▶ Stated goal: Pick out and copy every line below that has the word "icon".

▶ Excerpted data:
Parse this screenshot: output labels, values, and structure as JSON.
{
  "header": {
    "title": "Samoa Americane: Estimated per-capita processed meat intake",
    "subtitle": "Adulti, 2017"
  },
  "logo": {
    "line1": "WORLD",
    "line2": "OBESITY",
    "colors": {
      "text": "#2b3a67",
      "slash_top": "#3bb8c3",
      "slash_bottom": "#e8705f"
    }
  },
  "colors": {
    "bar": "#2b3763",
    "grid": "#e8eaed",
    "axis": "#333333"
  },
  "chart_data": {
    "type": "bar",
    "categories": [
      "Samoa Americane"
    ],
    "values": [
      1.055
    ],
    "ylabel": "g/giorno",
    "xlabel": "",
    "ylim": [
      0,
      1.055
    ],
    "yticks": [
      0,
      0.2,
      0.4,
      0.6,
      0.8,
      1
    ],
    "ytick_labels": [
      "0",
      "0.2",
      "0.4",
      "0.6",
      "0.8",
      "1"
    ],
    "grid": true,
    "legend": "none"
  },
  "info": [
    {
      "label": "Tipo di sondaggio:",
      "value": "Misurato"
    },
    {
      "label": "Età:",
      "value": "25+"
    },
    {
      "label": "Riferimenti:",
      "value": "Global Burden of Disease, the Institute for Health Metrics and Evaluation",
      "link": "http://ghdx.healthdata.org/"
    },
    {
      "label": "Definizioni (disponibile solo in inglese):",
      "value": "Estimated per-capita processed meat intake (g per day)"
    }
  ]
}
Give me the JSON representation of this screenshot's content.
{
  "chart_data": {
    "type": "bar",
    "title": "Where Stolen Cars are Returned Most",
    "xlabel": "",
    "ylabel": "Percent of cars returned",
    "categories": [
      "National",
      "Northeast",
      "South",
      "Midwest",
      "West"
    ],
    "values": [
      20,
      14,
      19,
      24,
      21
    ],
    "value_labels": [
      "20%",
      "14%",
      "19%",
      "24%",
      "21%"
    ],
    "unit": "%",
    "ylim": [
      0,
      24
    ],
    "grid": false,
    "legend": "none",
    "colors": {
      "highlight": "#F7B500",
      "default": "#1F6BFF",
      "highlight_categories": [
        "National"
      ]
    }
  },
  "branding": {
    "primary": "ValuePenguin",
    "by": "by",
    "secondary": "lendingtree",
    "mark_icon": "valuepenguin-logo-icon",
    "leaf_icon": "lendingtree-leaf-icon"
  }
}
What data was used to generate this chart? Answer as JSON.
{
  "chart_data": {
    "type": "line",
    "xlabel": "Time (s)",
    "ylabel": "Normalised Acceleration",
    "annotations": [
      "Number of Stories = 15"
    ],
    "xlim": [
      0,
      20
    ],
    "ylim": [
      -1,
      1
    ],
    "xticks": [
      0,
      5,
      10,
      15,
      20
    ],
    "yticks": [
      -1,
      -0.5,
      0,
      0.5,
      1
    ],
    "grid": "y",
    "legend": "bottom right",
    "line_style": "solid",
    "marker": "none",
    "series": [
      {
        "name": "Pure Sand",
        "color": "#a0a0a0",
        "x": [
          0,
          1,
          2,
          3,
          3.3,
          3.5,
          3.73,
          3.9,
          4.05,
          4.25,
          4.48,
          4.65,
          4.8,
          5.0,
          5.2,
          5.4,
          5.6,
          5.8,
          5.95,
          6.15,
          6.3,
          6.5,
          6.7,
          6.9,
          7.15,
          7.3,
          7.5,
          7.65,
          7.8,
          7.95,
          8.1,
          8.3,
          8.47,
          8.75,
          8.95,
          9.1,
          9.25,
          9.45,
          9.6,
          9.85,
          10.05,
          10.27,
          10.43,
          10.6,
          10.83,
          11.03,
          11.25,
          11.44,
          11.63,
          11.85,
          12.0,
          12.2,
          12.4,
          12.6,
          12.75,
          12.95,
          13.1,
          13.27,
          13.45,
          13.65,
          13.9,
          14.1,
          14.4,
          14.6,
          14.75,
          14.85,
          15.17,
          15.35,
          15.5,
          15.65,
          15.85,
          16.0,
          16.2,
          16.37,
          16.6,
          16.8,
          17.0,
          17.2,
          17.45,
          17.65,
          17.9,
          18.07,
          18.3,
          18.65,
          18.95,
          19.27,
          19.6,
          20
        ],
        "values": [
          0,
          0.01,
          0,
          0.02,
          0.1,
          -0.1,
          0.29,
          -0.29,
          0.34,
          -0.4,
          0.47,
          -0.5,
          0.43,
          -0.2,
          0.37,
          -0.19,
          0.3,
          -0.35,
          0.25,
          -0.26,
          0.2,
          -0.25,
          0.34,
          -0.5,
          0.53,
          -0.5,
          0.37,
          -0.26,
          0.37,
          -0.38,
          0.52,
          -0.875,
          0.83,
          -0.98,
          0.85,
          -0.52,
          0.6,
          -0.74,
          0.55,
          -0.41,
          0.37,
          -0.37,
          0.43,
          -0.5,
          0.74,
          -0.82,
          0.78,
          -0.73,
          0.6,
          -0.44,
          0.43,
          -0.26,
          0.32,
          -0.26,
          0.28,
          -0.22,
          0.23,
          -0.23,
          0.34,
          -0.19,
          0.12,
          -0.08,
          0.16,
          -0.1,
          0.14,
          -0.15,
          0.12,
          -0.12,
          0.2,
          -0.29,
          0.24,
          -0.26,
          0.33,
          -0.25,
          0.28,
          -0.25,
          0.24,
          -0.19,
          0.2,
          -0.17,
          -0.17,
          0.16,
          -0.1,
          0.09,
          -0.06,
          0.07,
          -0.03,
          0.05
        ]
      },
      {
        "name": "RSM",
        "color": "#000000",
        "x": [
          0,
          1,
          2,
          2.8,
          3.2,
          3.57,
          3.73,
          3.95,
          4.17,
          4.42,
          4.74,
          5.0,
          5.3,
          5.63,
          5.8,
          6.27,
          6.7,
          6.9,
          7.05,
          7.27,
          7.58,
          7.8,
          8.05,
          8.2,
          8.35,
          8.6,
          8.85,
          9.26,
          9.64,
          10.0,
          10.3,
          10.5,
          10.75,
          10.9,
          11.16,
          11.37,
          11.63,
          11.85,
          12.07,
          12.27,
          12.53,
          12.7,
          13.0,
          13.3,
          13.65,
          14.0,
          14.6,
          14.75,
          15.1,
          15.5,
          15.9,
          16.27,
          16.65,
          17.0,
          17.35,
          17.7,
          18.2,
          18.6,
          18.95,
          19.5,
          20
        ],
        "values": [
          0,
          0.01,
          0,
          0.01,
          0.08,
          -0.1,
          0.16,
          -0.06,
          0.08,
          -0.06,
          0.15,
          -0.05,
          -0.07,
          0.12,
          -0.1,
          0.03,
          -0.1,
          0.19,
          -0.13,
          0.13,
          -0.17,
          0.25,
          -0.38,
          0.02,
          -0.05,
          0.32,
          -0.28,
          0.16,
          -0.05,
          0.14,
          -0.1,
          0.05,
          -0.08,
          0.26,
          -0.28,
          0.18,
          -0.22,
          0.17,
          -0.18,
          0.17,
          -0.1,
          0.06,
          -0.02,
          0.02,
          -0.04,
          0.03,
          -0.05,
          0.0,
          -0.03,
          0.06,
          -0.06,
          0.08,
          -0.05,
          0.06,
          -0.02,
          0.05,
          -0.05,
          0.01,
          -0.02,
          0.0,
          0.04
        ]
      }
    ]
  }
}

▶ Full output:
    "mark_icon": "valuepenguin-logo-icon",
    "leaf_icon": "lendingtree-leaf-icon"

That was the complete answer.